Exercise prompt: Please set down all the lines beneath this one exactly, without the pictures.

-- BEGIN --

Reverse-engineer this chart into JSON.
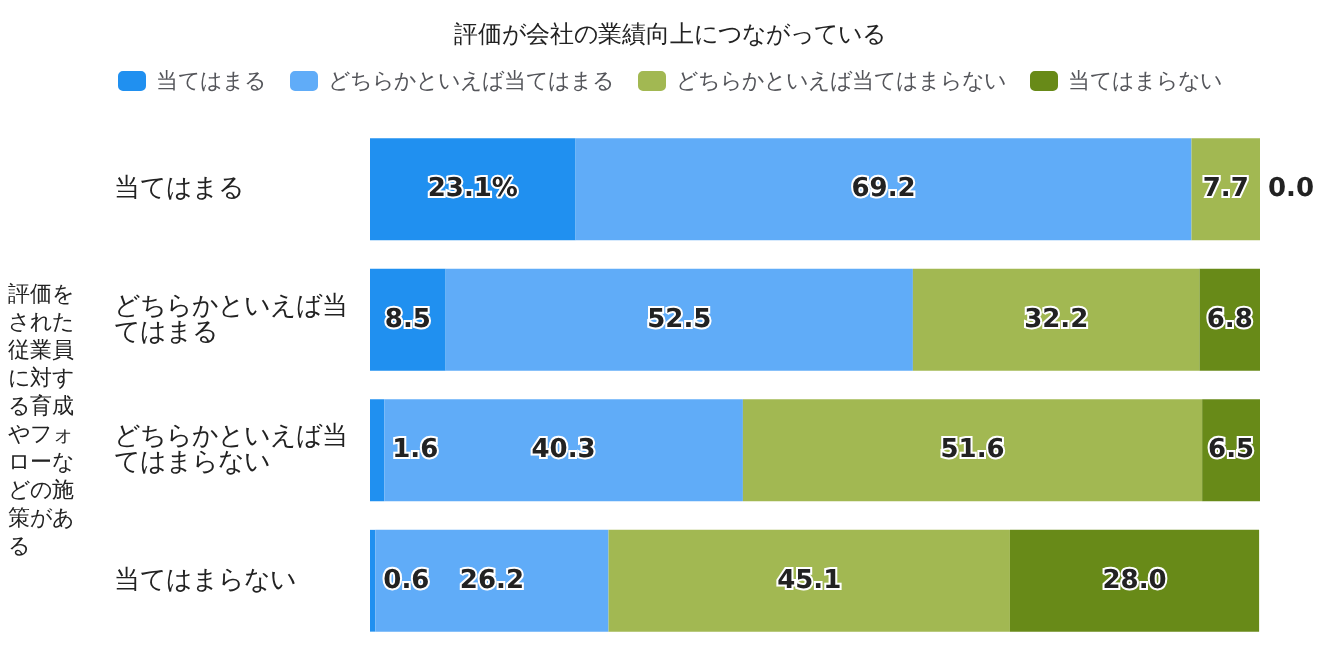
{
  "chart_data": {
    "type": "bar",
    "orientation": "horizontal",
    "stacked": true,
    "title": "評価が会社の業績向上につながっている",
    "ylabel": "評価をされた従業員に対する育成やフォローなどの施策がある",
    "categories": [
      "当てはまる",
      "どちらかといえば当てはまる",
      "どちらかといえば当てはまらない",
      "当てはまらない"
    ],
    "series": [
      {
        "name": "当てはまる",
        "color": "#2090f0",
        "values": [
          23.1,
          8.5,
          1.6,
          0.6
        ],
        "value_labels": [
          "23.1%",
          "8.5",
          "1.6",
          "0.6"
        ]
      },
      {
        "name": "どちらかといえば当てはまる",
        "color": "#60acf8",
        "values": [
          69.2,
          52.5,
          40.3,
          26.2
        ],
        "value_labels": [
          "69.2",
          "52.5",
          "40.3",
          "26.2"
        ]
      },
      {
        "name": "どちらかといえば当てはまらない",
        "color": "#a2b852",
        "values": [
          7.7,
          32.2,
          51.6,
          45.1
        ],
        "value_labels": [
          "7.7",
          "32.2",
          "51.6",
          "45.1"
        ]
      },
      {
        "name": "当てはまらない",
        "color": "#688a18",
        "values": [
          0.0,
          6.8,
          6.5,
          28.0
        ],
        "value_labels": [
          "0.0",
          "6.8",
          "6.5",
          "28.0"
        ]
      }
    ],
    "xlim": [
      0,
      100
    ],
    "tick_labels": "y",
    "legend": "top",
    "grid": false
  }
}
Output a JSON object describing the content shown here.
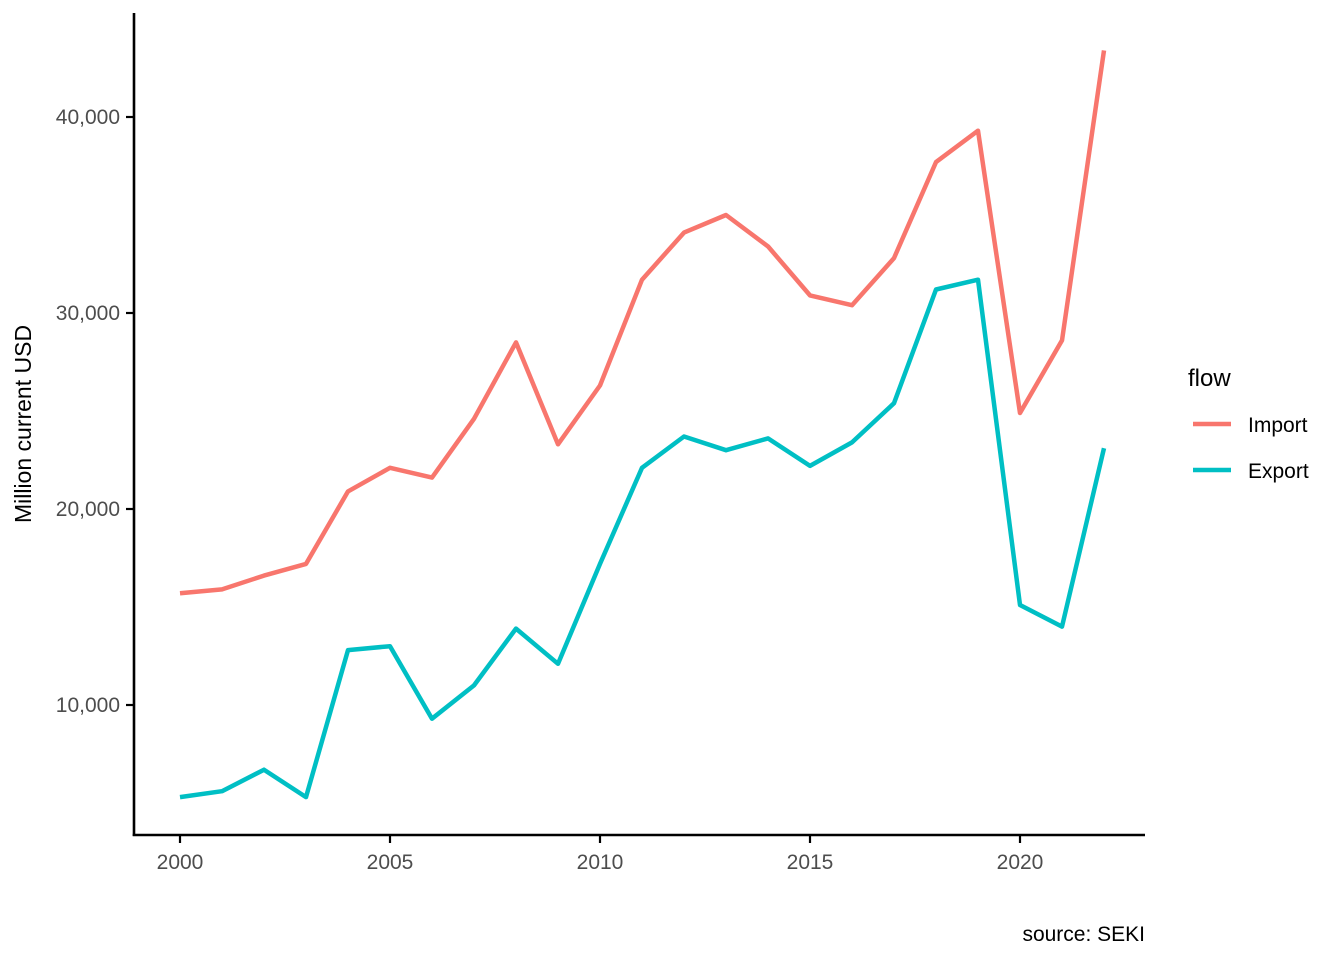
{
  "colors": {
    "import_line": "#F8766D",
    "export_line": "#00BFC4",
    "axis_line": "#000000",
    "tick_text": "#4d4d4d",
    "background": "#ffffff"
  },
  "legend": {
    "title": "flow",
    "items": [
      {
        "label": "Import",
        "color": "#F8766D"
      },
      {
        "label": "Export",
        "color": "#00BFC4"
      }
    ]
  },
  "caption": "source: SEKI",
  "chart_data": {
    "type": "line",
    "title": "",
    "xlabel": "",
    "ylabel": "Million current USD",
    "legend_title": "flow",
    "legend_position": "right",
    "grid": false,
    "xlim": [
      2000,
      2022
    ],
    "ylim": [
      4500,
      43500
    ],
    "x_ticks": [
      2000,
      2005,
      2010,
      2015,
      2020
    ],
    "x_tick_labels": [
      "2000",
      "2005",
      "2010",
      "2015",
      "2020"
    ],
    "y_ticks": [
      10000,
      20000,
      30000,
      40000
    ],
    "y_tick_labels": [
      "10,000",
      "20,000",
      "30,000",
      "40,000"
    ],
    "x": [
      2000,
      2001,
      2002,
      2003,
      2004,
      2005,
      2006,
      2007,
      2008,
      2009,
      2010,
      2011,
      2012,
      2013,
      2014,
      2015,
      2016,
      2017,
      2018,
      2019,
      2020,
      2021,
      2022
    ],
    "series": [
      {
        "name": "Import",
        "color": "#F8766D",
        "values": [
          15700,
          15900,
          16600,
          17200,
          20900,
          22100,
          21600,
          24600,
          28500,
          23300,
          26300,
          31700,
          34100,
          35000,
          33400,
          30900,
          30400,
          32800,
          37700,
          39300,
          24900,
          28600,
          43400
        ]
      },
      {
        "name": "Export",
        "color": "#00BFC4",
        "values": [
          5300,
          5600,
          6700,
          5300,
          12800,
          13000,
          9300,
          11000,
          13900,
          12100,
          17200,
          22100,
          23700,
          23000,
          23600,
          22200,
          23400,
          25400,
          31200,
          31700,
          15100,
          14000,
          23100
        ]
      }
    ]
  }
}
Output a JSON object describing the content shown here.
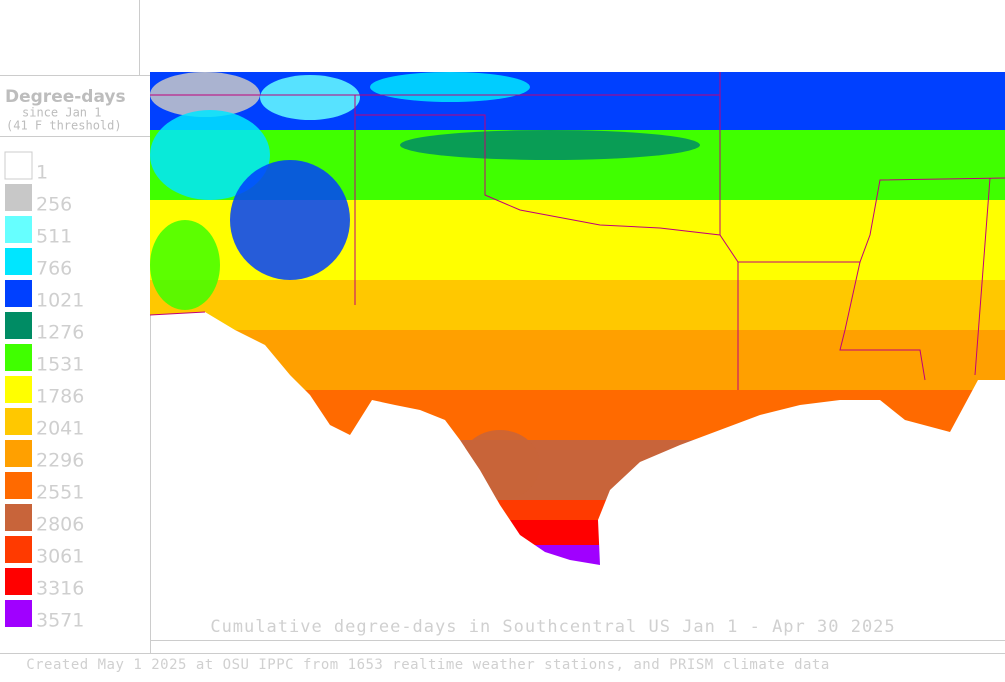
{
  "legend": {
    "title": "Degree-days",
    "subtitle": "since Jan 1",
    "note": "(41 F threshold)",
    "items": [
      {
        "label": "1",
        "color": "#ffffff"
      },
      {
        "label": "256",
        "color": "#c8c8c8"
      },
      {
        "label": "511",
        "color": "#66ffff"
      },
      {
        "label": "766",
        "color": "#00e6ff"
      },
      {
        "label": "1021",
        "color": "#0040ff"
      },
      {
        "label": "1276",
        "color": "#008c64"
      },
      {
        "label": "1531",
        "color": "#40ff00"
      },
      {
        "label": "1786",
        "color": "#ffff00"
      },
      {
        "label": "2041",
        "color": "#ffc800"
      },
      {
        "label": "2296",
        "color": "#ffa000"
      },
      {
        "label": "2551",
        "color": "#ff6a00"
      },
      {
        "label": "2806",
        "color": "#c8643a"
      },
      {
        "label": "3061",
        "color": "#ff3a00"
      },
      {
        "label": "3316",
        "color": "#ff0000"
      },
      {
        "label": "3571",
        "color": "#a000ff"
      }
    ]
  },
  "map": {
    "title": "Cumulative degree-days in Southcentral US Jan 1 - Apr 30 2025"
  },
  "footer": {
    "text": "Created May 1 2025 at OSU IPPC from 1653 realtime weather stations, and PRISM climate data"
  }
}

-- END --

Finished answer:
Reverse-engineer this chart into JSON.
{
  "chart_data": {
    "type": "bar",
    "orientation": "horizontal",
    "stacked": true,
    "title": "評価が会社の業績向上につながっている",
    "ylabel": "評価をされた従業員に対する育成やフォローなどの施策がある",
    "categories": [
      "当てはまる",
      "どちらかといえば当てはまる",
      "どちらかといえば当てはまらない",
      "当てはまらない"
    ],
    "series": [
      {
        "name": "当てはまる",
        "color": "#2090f0",
        "values": [
          23.1,
          8.5,
          1.6,
          0.6
        ],
        "value_labels": [
          "23.1%",
          "8.5",
          "1.6",
          "0.6"
        ]
      },
      {
        "name": "どちらかといえば当てはまる",
        "color": "#60acf8",
        "values": [
          69.2,
          52.5,
          40.3,
          26.2
        ],
        "value_labels": [
          "69.2",
          "52.5",
          "40.3",
          "26.2"
        ]
      },
      {
        "name": "どちらかといえば当てはまらない",
        "color": "#a2b852",
        "values": [
          7.7,
          32.2,
          51.6,
          45.1
        ],
        "value_labels": [
          "7.7",
          "32.2",
          "51.6",
          "45.1"
        ]
      },
      {
        "name": "当てはまらない",
        "color": "#688a18",
        "values": [
          0.0,
          6.8,
          6.5,
          28.0
        ],
        "value_labels": [
          "0.0",
          "6.8",
          "6.5",
          "28.0"
        ]
      }
    ],
    "xlim": [
      0,
      100
    ],
    "tick_labels": "y",
    "legend": "top",
    "grid": false
  }
}
Output a JSON object describing the content shown here.
{
  "colors": {
    "import_line": "#F8766D",
    "export_line": "#00BFC4",
    "axis_line": "#000000",
    "tick_text": "#4d4d4d",
    "background": "#ffffff"
  },
  "legend": {
    "title": "flow",
    "items": [
      {
        "label": "Import",
        "color": "#F8766D"
      },
      {
        "label": "Export",
        "color": "#00BFC4"
      }
    ]
  },
  "caption": "source: SEKI",
  "chart_data": {
    "type": "line",
    "title": "",
    "xlabel": "",
    "ylabel": "Million current USD",
    "legend_title": "flow",
    "legend_position": "right",
    "grid": false,
    "xlim": [
      2000,
      2022
    ],
    "ylim": [
      4500,
      43500
    ],
    "x_ticks": [
      2000,
      2005,
      2010,
      2015,
      2020
    ],
    "x_tick_labels": [
      "2000",
      "2005",
      "2010",
      "2015",
      "2020"
    ],
    "y_ticks": [
      10000,
      20000,
      30000,
      40000
    ],
    "y_tick_labels": [
      "10,000",
      "20,000",
      "30,000",
      "40,000"
    ],
    "x": [
      2000,
      2001,
      2002,
      2003,
      2004,
      2005,
      2006,
      2007,
      2008,
      2009,
      2010,
      2011,
      2012,
      2013,
      2014,
      2015,
      2016,
      2017,
      2018,
      2019,
      2020,
      2021,
      2022
    ],
    "series": [
      {
        "name": "Import",
        "color": "#F8766D",
        "values": [
          15700,
          15900,
          16600,
          17200,
          20900,
          22100,
          21600,
          24600,
          28500,
          23300,
          26300,
          31700,
          34100,
          35000,
          33400,
          30900,
          30400,
          32800,
          37700,
          39300,
          24900,
          28600,
          43400
        ]
      },
      {
        "name": "Export",
        "color": "#00BFC4",
        "values": [
          5300,
          5600,
          6700,
          5300,
          12800,
          13000,
          9300,
          11000,
          13900,
          12100,
          17200,
          22100,
          23700,
          23000,
          23600,
          22200,
          23400,
          25400,
          31200,
          31700,
          15100,
          14000,
          23100
        ]
      }
    ]
  }
}
Output a JSON object describing the content shown here.
{
  "legend": {
    "title": "Degree-days",
    "subtitle": "since Jan 1",
    "note": "(41 F threshold)",
    "items": [
      {
        "label": "1",
        "color": "#ffffff"
      },
      {
        "label": "256",
        "color": "#c8c8c8"
      },
      {
        "label": "511",
        "color": "#66ffff"
      },
      {
        "label": "766",
        "color": "#00e6ff"
      },
      {
        "label": "1021",
        "color": "#0040ff"
      },
      {
        "label": "1276",
        "color": "#008c64"
      },
      {
        "label": "1531",
        "color": "#40ff00"
      },
      {
        "label": "1786",
        "color": "#ffff00"
      },
      {
        "label": "2041",
        "color": "#ffc800"
      },
      {
        "label": "2296",
        "color": "#ffa000"
      },
      {
        "label": "2551",
        "color": "#ff6a00"
      },
      {
        "label": "2806",
        "color": "#c8643a"
      },
      {
        "label": "3061",
        "color": "#ff3a00"
      },
      {
        "label": "3316",
        "color": "#ff0000"
      },
      {
        "label": "3571",
        "color": "#a000ff"
      }
    ]
  },
  "map": {
    "title": "Cumulative degree-days in Southcentral US Jan 1 - Apr 30 2025"
  },
  "footer": {
    "text": "Created May 1 2025 at OSU IPPC from 1653 realtime weather stations, and PRISM climate data"
  }
}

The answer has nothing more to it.